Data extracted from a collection

........

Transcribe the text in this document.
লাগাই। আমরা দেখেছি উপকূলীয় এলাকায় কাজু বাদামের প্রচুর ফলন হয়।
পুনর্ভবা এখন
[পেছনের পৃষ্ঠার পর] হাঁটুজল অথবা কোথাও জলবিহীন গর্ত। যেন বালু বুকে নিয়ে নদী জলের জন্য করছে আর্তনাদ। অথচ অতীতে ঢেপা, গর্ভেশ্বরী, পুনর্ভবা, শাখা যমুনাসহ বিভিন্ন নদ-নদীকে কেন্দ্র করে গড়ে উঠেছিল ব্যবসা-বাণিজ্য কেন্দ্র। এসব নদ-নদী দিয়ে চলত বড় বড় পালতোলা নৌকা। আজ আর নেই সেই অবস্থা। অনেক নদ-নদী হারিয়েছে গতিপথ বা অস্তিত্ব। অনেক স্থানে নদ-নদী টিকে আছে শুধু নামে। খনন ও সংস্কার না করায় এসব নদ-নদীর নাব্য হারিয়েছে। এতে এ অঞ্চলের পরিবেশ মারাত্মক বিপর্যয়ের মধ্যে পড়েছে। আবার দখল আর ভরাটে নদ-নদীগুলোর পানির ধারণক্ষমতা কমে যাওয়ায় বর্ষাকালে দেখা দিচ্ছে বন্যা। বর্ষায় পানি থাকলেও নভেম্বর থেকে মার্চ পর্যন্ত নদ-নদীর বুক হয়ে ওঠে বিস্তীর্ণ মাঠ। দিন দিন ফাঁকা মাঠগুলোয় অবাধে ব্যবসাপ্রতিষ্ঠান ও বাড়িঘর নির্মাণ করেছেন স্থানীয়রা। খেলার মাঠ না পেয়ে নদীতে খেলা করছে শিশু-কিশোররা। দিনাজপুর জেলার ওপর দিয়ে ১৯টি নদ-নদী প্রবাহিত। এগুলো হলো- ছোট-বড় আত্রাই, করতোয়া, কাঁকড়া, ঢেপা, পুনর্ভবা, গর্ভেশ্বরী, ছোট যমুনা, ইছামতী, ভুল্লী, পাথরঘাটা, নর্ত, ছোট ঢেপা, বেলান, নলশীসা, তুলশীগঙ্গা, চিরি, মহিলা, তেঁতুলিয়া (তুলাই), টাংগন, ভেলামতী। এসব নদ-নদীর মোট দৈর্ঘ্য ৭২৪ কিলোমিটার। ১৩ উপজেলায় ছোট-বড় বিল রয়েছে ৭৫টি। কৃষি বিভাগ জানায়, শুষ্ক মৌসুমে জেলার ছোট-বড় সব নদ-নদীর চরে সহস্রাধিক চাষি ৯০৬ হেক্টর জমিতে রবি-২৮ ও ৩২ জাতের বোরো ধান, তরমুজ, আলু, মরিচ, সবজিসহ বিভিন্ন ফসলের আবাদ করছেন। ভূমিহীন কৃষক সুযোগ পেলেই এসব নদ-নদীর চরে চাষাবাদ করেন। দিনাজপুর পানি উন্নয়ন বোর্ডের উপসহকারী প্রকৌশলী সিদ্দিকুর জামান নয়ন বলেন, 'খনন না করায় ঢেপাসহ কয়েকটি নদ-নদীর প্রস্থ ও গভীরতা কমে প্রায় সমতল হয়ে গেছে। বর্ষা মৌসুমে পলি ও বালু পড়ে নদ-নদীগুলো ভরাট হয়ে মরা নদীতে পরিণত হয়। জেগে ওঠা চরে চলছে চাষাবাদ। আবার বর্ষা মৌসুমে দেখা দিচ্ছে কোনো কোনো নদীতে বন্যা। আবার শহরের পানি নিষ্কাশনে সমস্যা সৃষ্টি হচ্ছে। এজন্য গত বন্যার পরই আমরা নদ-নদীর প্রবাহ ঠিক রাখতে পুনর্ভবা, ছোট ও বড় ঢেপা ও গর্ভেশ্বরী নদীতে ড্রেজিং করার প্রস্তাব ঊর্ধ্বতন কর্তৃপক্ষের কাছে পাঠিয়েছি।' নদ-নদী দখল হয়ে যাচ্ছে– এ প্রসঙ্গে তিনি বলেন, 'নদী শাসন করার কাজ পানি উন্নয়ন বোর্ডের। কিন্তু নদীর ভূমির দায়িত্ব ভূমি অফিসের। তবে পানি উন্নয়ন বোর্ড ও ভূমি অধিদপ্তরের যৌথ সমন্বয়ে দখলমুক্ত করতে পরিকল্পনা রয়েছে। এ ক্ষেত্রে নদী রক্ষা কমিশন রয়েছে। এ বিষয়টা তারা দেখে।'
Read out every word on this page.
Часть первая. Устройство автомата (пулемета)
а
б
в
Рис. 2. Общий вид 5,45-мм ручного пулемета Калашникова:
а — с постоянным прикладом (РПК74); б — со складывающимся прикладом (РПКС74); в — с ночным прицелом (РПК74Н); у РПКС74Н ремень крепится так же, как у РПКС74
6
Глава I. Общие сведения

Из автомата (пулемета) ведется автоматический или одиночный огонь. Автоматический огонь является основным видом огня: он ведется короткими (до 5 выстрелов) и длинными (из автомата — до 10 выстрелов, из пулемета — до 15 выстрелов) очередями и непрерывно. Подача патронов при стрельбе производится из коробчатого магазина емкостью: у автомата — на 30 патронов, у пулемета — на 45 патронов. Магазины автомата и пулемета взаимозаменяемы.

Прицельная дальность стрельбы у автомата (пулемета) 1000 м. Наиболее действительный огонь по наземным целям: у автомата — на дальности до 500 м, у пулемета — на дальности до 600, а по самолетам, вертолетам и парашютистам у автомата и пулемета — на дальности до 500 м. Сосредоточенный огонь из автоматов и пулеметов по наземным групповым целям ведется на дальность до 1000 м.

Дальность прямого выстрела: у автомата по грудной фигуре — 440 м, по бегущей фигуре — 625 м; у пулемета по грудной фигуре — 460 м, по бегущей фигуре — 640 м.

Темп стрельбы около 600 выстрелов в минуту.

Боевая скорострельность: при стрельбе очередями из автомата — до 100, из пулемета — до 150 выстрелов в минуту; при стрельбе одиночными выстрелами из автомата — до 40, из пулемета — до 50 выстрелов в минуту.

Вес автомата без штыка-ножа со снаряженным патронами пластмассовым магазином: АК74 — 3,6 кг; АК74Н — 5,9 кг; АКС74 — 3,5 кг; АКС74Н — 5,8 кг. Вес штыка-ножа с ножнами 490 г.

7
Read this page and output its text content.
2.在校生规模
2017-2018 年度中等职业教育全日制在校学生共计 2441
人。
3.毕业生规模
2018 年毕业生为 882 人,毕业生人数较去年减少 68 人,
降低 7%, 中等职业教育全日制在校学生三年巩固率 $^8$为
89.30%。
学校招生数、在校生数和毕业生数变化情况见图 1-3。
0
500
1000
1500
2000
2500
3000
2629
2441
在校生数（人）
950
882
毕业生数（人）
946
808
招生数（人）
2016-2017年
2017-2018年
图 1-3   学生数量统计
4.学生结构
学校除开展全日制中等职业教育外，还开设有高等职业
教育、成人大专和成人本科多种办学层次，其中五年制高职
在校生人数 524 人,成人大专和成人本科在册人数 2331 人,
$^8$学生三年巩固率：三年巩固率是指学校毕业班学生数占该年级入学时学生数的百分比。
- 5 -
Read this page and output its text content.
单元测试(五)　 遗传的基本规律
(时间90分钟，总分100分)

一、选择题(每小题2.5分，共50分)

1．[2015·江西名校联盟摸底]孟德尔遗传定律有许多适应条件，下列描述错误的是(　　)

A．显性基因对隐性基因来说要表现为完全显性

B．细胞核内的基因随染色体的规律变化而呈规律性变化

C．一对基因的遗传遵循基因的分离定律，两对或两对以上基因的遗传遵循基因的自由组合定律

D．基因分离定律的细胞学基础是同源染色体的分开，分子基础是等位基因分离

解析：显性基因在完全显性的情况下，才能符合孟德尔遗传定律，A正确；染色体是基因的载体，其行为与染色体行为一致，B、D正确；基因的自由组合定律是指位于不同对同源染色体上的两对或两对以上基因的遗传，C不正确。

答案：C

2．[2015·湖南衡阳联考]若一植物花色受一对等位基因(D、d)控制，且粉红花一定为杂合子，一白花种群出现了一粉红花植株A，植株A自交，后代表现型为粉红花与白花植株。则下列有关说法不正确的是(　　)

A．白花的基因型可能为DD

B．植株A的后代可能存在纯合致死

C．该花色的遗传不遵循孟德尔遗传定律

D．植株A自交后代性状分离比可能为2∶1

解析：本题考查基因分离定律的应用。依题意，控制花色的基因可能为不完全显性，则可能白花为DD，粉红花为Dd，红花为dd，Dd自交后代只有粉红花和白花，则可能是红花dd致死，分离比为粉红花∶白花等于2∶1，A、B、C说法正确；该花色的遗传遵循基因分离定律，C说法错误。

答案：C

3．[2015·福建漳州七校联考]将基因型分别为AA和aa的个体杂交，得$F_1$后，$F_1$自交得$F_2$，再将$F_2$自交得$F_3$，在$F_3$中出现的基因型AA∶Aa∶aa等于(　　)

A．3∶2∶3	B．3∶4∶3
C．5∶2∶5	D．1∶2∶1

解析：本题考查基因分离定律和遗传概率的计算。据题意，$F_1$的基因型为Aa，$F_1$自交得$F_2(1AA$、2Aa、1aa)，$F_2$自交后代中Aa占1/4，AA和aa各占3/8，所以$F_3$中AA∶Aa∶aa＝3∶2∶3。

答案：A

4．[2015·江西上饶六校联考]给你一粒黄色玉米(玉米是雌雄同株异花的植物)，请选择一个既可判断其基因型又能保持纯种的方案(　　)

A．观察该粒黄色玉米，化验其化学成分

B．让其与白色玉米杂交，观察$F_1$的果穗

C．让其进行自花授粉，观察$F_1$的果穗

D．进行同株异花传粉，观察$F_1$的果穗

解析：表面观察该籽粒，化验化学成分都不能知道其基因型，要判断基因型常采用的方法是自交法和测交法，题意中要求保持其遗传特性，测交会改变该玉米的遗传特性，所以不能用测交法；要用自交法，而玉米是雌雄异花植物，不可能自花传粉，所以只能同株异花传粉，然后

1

........

**Exercise task:**
Determine how many lines in the records contain "this", and reply with the number only.

**Written answer:**
4